Set problem
How many lines hold the string "JSON"? Reply with the number alone.

-- start Exercise materials --

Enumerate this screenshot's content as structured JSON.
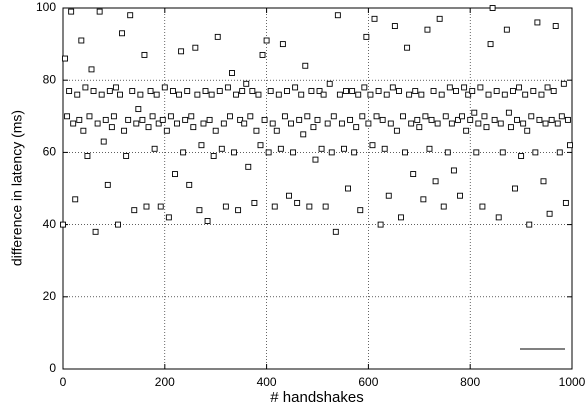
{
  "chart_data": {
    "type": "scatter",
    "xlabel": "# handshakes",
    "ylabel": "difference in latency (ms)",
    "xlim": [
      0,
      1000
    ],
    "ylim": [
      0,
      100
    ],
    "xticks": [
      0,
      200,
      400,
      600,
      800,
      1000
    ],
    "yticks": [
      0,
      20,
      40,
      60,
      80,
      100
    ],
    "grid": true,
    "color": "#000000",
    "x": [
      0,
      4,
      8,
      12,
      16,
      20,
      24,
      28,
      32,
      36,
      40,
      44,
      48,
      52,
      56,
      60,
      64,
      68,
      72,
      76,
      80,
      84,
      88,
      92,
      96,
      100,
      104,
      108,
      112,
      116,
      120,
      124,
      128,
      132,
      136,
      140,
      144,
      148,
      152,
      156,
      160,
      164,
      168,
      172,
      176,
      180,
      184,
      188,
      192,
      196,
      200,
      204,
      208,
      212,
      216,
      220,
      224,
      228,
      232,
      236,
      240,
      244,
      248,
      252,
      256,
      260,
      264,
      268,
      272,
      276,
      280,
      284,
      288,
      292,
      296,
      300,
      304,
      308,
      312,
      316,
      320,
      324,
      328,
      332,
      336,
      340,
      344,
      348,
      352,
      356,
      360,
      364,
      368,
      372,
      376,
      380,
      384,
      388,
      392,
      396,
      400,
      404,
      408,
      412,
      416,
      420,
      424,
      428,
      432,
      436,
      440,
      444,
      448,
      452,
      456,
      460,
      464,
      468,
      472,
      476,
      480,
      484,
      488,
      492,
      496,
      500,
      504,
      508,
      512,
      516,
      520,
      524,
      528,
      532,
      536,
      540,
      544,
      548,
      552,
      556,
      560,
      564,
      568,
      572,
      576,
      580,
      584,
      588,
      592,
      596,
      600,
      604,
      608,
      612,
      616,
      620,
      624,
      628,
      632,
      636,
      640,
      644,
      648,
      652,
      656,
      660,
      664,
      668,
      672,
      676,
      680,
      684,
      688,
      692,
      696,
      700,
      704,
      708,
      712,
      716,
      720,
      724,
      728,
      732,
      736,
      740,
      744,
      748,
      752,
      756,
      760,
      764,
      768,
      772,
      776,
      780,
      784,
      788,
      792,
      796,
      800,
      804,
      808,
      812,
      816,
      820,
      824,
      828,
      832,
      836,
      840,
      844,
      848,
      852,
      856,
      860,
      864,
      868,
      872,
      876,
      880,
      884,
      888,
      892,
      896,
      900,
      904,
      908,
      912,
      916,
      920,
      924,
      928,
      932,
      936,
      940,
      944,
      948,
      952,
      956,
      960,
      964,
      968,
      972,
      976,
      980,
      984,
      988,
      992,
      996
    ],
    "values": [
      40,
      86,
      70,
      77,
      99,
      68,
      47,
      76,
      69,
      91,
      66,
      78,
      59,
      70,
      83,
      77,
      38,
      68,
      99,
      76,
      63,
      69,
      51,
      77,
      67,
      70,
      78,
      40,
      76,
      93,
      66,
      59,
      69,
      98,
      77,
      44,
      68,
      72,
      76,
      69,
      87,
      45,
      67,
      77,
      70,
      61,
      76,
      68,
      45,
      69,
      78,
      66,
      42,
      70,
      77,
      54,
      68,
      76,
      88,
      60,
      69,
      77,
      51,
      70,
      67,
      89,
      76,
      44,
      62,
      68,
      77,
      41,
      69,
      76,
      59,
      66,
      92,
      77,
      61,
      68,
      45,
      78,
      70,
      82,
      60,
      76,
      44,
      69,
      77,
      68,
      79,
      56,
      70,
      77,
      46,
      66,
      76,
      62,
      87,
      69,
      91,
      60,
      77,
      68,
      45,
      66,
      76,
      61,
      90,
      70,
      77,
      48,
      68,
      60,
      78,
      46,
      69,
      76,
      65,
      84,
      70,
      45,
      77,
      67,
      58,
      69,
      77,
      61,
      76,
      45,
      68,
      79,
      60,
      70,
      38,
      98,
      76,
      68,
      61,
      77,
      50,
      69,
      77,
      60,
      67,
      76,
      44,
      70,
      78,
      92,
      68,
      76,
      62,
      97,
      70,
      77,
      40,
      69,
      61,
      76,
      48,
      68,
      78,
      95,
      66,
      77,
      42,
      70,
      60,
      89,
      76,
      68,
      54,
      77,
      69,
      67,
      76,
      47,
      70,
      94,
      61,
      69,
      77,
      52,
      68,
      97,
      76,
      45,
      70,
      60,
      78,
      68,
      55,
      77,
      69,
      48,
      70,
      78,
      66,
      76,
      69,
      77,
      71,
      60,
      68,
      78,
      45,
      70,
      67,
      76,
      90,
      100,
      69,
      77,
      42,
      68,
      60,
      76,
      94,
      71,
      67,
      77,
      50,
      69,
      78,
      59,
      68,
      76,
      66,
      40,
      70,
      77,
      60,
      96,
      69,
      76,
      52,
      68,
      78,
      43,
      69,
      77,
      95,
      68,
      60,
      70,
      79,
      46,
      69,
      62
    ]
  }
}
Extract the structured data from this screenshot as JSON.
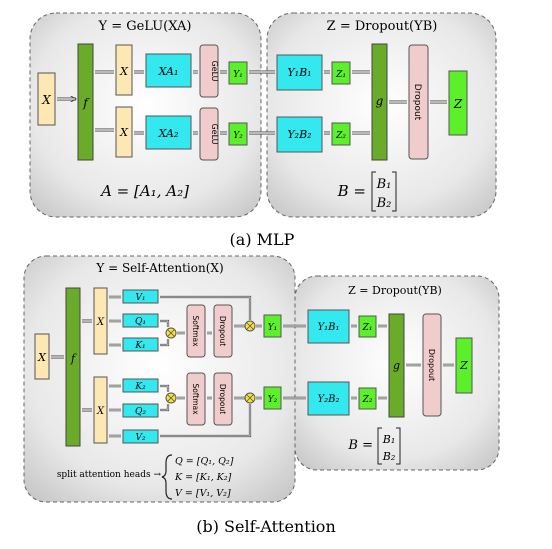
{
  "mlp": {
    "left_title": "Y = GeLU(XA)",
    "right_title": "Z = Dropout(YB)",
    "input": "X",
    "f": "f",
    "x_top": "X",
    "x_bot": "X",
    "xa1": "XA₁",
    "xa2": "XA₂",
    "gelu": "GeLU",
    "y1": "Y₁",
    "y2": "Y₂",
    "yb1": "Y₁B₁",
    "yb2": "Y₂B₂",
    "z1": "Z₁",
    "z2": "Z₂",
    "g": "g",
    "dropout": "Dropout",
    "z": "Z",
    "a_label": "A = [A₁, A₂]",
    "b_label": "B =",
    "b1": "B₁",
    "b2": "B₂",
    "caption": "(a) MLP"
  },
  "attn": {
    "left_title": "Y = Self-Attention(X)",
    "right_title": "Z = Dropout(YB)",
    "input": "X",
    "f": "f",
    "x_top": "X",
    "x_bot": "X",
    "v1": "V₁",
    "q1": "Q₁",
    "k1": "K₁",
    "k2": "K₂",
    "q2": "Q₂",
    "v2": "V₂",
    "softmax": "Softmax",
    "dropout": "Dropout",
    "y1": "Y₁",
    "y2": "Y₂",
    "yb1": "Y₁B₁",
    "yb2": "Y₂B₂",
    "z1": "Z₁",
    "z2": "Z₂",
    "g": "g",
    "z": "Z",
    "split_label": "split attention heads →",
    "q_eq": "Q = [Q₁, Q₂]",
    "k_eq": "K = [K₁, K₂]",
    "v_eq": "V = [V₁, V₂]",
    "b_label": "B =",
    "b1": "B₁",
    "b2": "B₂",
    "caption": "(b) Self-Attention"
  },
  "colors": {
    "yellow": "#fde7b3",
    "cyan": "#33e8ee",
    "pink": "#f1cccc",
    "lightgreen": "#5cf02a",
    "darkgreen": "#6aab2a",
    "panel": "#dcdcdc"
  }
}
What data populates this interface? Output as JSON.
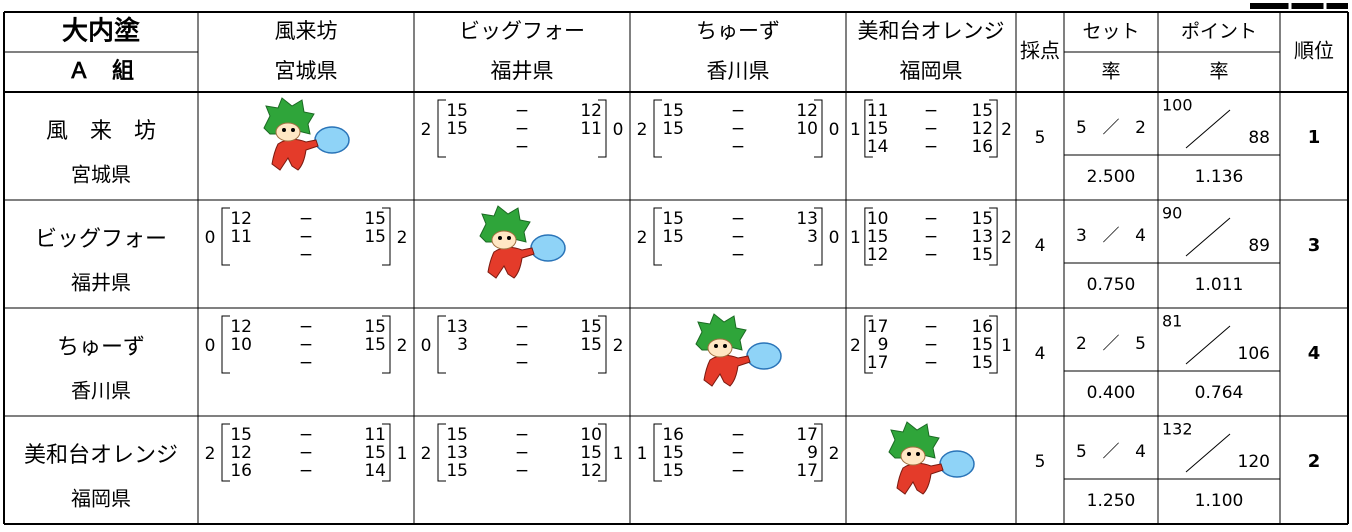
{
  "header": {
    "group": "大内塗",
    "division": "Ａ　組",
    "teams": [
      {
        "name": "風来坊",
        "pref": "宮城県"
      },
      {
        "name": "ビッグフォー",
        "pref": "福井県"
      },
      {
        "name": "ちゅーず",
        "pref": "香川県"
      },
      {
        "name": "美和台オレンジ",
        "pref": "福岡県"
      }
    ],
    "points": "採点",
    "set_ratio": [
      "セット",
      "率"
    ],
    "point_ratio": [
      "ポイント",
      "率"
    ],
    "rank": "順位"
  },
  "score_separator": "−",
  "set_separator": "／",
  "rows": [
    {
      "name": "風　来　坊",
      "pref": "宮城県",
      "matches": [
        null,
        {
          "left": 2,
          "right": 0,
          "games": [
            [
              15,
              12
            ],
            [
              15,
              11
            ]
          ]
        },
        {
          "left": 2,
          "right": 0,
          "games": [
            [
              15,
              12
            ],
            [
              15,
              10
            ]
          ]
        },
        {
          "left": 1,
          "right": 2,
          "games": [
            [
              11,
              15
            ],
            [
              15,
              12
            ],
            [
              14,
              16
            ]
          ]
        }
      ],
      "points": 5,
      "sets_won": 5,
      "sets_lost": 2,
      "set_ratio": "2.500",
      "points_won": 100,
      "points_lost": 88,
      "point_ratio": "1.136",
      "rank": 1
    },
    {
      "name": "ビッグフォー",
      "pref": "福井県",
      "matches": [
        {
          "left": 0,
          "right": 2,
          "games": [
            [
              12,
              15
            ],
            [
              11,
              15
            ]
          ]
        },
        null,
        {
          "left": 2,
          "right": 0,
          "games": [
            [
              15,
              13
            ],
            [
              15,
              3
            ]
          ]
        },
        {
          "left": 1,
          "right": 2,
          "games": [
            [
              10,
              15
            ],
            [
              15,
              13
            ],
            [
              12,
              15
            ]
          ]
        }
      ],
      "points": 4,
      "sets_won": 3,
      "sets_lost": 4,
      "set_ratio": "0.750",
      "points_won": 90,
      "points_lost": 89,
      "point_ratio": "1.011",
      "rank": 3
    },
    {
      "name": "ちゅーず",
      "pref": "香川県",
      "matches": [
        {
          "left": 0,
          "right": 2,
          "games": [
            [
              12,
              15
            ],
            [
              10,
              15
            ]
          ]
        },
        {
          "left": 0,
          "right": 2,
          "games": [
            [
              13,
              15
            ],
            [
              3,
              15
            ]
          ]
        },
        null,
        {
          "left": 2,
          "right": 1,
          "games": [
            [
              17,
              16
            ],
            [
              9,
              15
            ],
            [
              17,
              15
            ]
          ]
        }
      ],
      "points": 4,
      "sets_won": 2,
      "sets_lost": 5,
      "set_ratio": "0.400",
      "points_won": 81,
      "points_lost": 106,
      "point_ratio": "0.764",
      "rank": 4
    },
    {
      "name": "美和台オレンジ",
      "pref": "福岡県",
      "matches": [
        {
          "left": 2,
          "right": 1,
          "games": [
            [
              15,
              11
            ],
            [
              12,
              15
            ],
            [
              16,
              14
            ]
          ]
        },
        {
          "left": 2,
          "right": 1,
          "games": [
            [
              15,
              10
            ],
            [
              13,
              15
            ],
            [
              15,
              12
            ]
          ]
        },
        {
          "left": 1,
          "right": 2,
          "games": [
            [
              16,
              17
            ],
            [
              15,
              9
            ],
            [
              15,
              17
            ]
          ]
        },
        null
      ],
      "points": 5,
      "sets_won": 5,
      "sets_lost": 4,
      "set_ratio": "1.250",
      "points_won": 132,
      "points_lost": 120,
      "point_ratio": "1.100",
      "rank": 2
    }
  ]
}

-- end Exercise materials --

Answer to the task
3